Faithfully repeat all of the records, as they are written below.
Source information: Begin
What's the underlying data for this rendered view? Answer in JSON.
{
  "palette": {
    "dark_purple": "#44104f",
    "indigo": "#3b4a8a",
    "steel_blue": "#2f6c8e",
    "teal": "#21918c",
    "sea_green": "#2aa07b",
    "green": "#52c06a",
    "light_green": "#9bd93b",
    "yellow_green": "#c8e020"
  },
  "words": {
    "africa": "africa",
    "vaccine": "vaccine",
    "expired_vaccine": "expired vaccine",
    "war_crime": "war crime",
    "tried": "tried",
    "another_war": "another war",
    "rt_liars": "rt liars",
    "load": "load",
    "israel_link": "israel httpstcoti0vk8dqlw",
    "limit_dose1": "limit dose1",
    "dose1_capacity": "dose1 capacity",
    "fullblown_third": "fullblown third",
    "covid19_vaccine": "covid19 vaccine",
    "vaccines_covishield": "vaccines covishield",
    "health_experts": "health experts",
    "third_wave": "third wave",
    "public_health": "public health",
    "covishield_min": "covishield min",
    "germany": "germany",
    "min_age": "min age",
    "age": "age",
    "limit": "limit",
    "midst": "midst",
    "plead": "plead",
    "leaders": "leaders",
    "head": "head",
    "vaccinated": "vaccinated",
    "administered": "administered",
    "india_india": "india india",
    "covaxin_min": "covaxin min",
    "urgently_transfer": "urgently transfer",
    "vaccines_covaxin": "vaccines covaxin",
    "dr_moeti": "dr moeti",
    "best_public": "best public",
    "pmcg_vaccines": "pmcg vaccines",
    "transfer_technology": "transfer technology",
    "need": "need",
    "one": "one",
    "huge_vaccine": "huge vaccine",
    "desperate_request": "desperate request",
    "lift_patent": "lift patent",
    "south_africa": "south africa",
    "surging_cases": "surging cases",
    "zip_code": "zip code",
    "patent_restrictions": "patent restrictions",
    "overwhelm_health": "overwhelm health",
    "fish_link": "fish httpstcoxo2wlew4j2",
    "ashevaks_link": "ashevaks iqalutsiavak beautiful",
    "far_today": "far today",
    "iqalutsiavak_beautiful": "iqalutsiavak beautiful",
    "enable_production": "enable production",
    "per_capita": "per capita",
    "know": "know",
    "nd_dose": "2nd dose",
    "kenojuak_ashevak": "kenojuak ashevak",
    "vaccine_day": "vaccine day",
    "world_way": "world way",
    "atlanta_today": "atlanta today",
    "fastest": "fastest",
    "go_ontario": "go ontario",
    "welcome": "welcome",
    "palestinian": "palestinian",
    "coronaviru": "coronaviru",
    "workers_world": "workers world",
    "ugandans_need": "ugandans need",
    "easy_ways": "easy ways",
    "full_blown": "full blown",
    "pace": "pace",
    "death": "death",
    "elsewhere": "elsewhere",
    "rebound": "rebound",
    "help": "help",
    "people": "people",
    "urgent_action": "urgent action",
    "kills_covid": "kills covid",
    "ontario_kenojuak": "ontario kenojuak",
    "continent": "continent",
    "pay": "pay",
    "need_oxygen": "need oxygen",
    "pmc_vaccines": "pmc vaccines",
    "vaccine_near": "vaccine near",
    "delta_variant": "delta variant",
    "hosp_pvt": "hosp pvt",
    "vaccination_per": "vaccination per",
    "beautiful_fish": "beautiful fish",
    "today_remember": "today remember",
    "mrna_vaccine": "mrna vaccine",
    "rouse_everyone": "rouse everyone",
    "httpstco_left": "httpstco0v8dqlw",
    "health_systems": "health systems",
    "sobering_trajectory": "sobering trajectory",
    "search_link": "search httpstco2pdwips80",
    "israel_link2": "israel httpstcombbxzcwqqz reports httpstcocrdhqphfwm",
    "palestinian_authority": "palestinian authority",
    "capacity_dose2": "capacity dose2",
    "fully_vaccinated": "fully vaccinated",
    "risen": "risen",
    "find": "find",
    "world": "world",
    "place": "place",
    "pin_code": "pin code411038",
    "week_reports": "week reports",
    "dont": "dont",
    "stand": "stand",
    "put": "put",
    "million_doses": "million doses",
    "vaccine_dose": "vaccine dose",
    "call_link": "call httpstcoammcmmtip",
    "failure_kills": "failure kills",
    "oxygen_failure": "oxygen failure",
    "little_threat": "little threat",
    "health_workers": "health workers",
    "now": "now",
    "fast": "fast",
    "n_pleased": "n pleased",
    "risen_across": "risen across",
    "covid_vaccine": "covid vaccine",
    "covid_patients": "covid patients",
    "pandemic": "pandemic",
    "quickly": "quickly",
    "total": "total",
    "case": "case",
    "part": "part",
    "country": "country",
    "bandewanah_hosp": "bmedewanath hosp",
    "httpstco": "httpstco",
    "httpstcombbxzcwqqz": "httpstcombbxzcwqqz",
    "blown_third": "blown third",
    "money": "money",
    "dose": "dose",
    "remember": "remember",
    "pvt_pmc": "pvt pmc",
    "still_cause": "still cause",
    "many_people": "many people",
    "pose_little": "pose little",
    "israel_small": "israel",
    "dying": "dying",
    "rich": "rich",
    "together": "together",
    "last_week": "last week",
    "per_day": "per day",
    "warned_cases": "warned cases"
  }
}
Source information: End
* Task answer
What's the underlying data for this rendered view? Answer in JSON.
{
  "palette": {
    "dark_purple": "#44104f",
    "indigo": "#3b4a8a",
    "steel_blue": "#2f6c8e",
    "teal": "#21918c",
    "sea_green": "#2aa07b",
    "green": "#52c06a",
    "light_green": "#9bd93b",
    "yellow_green": "#c8e020"
  },
  "words": {
    "africa": "africa",
    "vaccine": "vaccine",
    "expired_vaccine": "expired vaccine",
    "war_crime": "war crime",
    "tried": "tried",
    "another_war": "another war",
    "rt_liars": "rt liars",
    "load": "load",
    "israel_link": "israel httpstcoti0vk8dqlw",
    "limit_dose1": "limit dose1",
    "dose1_capacity": "dose1 capacity",
    "fullblown_third": "fullblown third",
    "covid19_vaccine": "covid19 vaccine",
    "vaccines_covishield": "vaccines covishield",
    "health_experts": "health experts",
    "third_wave": "third wave",
    "public_health": "public health",
    "covishield_min": "covishield min",
    "germany": "germany",
    "min_age": "min age",
    "age": "age",
    "limit": "limit",
    "midst": "midst",
    "plead": "plead",
    "leaders": "leaders",
    "head": "head",
    "vaccinated": "vaccinated",
    "administered": "administered",
    "india_india": "india india",
    "covaxin_min": "covaxin min",
    "urgently_transfer": "urgently transfer",
    "vaccines_covaxin": "vaccines covaxin",
    "dr_moeti": "dr moeti",
    "best_public": "best public",
    "pmcg_vaccines": "pmcg vaccines",
    "transfer_technology": "transfer technology",
    "need": "need",
    "one": "one",
    "huge_vaccine": "huge vaccine",
    "desperate_request": "desperate request",
    "lift_patent": "lift patent",
    "south_africa": "south africa",
    "surging_cases": "surging cases",
    "zip_code": "zip code",
    "patent_restrictions": "patent restrictions",
    "overwhelm_health": "overwhelm health",
    "fish_link": "fish httpstcoxo2wlew4j2",
    "ashevaks_link": "ashevaks iqalutsiavak beautiful",
    "far_today": "far today",
    "iqalutsiavak_beautiful": "iqalutsiavak beautiful",
    "enable_production": "enable production",
    "per_capita": "per capita",
    "know": "know",
    "nd_dose": "2nd dose",
    "kenojuak_ashevak": "kenojuak ashevak",
    "vaccine_day": "vaccine day",
    "world_way": "world way",
    "atlanta_today": "atlanta today",
    "fastest": "fastest",
    "go_ontario": "go ontario",
    "welcome": "welcome",
    "palestinian": "palestinian",
    "coronaviru": "coronaviru",
    "workers_world": "workers world",
    "ugandans_need": "ugandans need",
    "easy_ways": "easy ways",
    "full_blown": "full blown",
    "pace": "pace",
    "death": "death",
    "elsewhere": "elsewhere",
    "rebound": "rebound",
    "help": "help",
    "people": "people",
    "urgent_action": "urgent action",
    "kills_covid": "kills covid",
    "ontario_kenojuak": "ontario kenojuak",
    "continent": "continent",
    "pay": "pay",
    "need_oxygen": "need oxygen",
    "pmc_vaccines": "pmc vaccines",
    "vaccine_near": "vaccine near",
    "delta_variant": "delta variant",
    "hosp_pvt": "hosp pvt",
    "vaccination_per": "vaccination per",
    "beautiful_fish": "beautiful fish",
    "today_remember": "today remember",
    "mrna_vaccine": "mrna vaccine",
    "rouse_everyone": "rouse everyone",
    "httpstco_left": "httpstco0v8dqlw",
    "health_systems": "health systems",
    "sobering_trajectory": "sobering trajectory",
    "search_link": "search httpstco2pdwips80",
    "israel_link2": "israel httpstcombbxzcwqqz reports httpstcocrdhqphfwm",
    "palestinian_authority": "palestinian authority",
    "capacity_dose2": "capacity dose2",
    "fully_vaccinated": "fully vaccinated",
    "risen": "risen",
    "find": "find",
    "world": "world",
    "place": "place",
    "pin_code": "pin code411038",
    "week_reports": "week reports",
    "dont": "dont",
    "stand": "stand",
    "put": "put",
    "million_doses": "million doses",
    "vaccine_dose": "vaccine dose",
    "call_link": "call httpstcoammcmmtip",
    "failure_kills": "failure kills",
    "oxygen_failure": "oxygen failure",
    "little_threat": "little threat",
    "health_workers": "health workers",
    "now": "now",
    "fast": "fast",
    "n_pleased": "n pleased",
    "risen_across": "risen across",
    "covid_vaccine": "covid vaccine",
    "covid_patients": "covid patients",
    "pandemic": "pandemic",
    "quickly": "quickly",
    "total": "total",
    "case": "case",
    "part": "part",
    "country": "country",
    "bandewanah_hosp": "bmedewanath hosp",
    "httpstco": "httpstco",
    "httpstcombbxzcwqqz": "httpstcombbxzcwqqz",
    "blown_third": "blown third",
    "money": "money",
    "dose": "dose",
    "remember": "remember",
    "pvt_pmc": "pvt pmc",
    "still_cause": "still cause",
    "many_people": "many people",
    "pose_little": "pose little",
    "israel_small": "israel",
    "dying": "dying",
    "rich": "rich",
    "together": "together",
    "last_week": "last week",
    "per_day": "per day",
    "warned_cases": "warned cases"
  }
}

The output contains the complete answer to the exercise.